Answer these questions from the Norman J. Grossfeld profile below:
(a) Which company did Grossfeld serve as president from February 1994 to December 2009?
(b) What certification did the Pokémon 2.B.A. Master soundtrack album earn?
(c) Where did the stage adaptation of the Pokémon series premiere?

***** Extract *****

- Born: December 15, 1963 (age 62) New York City, New York, U.S.
- Education: New York University – Tisch School of the Arts
- Occupations: Television executive, record producer, director, producer and screenwriter
- Known for: Pokémon; Yu-Gi-Oh!;

= Norman J. Grossfeld =

American television producer

Norman J. Grossfeld (born December 15, 1963) is an American director, television producer, record producer, screenwriter and media executive. From February 1994 to December 2009, he was the president of 4Kids Productions, a former subsidiary of 4Kids Entertainment and Leisure Concepts. He produced the English adaptations of the first eight seasons of the Pokémon TV series and five seasons of Yu-Gi-Oh!. He produced five seasons of the new Teenage Mutant Ninja Turtles, five Pokémon movies, and one Yu-Gi-Oh! movie for 4Kids TV. In addition to producing and executive producing, Grossfeld co-wrote most of the Pokémon films, which grossed over $600 million worldwide. Grossfeld is credited with writing the Pokémon franchise's tagline, "Gotta catch 'em all!" He was also an executive producer for the anime One Piece.

An accomplished lyricist and musician, Grossfeld contributed to several tracks on the Pokémon 2.B.A. Master soundtrack album, the first released for the English localization of the Pokémon anime. The album was a commercial success, rising to the top of the US Billboard Kids Albums Chart and garnering RIAA Gold certification with over 500,000 units sold. He also wrote both the main and ending theme songs for Sonic X and Kirby: Right Back at Ya!, and the English ending theme song to Pokémon: Jirachi, Wish Maker.

Grossfeld also developed and co-wrote the successful stage adaptation of the Pokémon series, which premiered at Radio City Music Hall and toured the United States and Canada in late 2000 to early 2001.

***** Record extracts *****

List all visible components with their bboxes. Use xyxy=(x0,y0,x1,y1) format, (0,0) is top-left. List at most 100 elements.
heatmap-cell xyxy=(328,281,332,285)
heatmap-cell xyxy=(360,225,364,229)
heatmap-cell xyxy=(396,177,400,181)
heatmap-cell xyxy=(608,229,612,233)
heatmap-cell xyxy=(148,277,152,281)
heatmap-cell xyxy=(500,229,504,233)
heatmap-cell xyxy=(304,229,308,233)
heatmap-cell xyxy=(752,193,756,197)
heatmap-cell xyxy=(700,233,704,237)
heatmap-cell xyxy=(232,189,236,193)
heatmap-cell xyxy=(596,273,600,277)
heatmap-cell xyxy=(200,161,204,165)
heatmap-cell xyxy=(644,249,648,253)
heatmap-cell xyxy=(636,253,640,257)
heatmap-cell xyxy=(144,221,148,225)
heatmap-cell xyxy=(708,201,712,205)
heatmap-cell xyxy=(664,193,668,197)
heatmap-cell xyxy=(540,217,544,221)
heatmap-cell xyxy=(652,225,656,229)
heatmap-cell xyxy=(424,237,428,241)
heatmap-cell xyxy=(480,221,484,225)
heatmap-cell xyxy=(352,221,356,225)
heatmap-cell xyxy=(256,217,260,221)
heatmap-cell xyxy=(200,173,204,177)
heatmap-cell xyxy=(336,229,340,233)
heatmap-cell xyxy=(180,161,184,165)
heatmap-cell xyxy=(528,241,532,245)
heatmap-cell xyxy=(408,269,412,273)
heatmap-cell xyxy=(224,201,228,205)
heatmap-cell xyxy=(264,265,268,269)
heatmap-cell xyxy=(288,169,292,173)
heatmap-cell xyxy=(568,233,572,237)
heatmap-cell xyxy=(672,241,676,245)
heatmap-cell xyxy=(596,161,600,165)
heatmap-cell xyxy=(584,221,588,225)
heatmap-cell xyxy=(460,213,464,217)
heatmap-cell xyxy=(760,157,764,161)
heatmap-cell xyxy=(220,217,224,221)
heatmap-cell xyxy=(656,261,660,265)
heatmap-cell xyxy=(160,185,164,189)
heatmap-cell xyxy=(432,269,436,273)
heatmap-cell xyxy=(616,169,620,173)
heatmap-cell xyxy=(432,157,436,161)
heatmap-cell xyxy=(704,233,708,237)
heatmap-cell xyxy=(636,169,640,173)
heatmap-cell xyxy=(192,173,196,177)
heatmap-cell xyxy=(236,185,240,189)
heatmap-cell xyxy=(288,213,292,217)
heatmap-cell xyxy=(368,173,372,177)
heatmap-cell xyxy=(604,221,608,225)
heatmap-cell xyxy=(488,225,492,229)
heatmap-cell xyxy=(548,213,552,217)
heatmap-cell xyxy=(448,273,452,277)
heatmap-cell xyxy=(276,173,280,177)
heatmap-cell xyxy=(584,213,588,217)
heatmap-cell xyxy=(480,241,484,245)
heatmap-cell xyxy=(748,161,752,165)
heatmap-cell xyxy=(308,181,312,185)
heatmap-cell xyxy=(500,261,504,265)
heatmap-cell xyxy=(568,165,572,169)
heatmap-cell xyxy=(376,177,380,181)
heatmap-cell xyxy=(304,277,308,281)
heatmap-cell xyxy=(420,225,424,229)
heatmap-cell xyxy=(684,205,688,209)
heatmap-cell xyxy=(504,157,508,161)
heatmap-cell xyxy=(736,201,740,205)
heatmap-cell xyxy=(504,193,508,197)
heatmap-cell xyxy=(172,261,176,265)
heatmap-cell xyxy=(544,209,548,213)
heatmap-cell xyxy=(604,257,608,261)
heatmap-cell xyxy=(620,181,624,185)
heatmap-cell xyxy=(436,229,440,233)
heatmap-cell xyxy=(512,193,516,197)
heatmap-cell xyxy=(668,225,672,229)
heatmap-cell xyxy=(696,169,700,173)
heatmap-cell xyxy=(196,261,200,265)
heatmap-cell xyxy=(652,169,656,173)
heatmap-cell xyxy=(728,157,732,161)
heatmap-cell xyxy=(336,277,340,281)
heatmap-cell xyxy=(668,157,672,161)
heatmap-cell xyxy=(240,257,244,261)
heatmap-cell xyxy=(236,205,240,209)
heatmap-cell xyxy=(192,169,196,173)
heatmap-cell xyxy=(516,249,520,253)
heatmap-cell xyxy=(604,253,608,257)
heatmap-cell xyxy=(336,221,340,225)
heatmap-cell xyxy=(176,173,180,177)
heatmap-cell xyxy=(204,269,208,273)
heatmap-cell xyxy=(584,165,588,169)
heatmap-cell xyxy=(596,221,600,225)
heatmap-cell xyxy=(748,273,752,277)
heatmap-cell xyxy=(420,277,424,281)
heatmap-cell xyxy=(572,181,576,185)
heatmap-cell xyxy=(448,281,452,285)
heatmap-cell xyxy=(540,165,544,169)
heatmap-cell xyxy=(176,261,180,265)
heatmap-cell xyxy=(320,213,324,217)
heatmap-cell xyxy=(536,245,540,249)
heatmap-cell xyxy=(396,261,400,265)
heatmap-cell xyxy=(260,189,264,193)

*****

■ **Final result**
(a) 4Kids Productions
(b) RIAA Gold certification
(c) Radio City Music Hall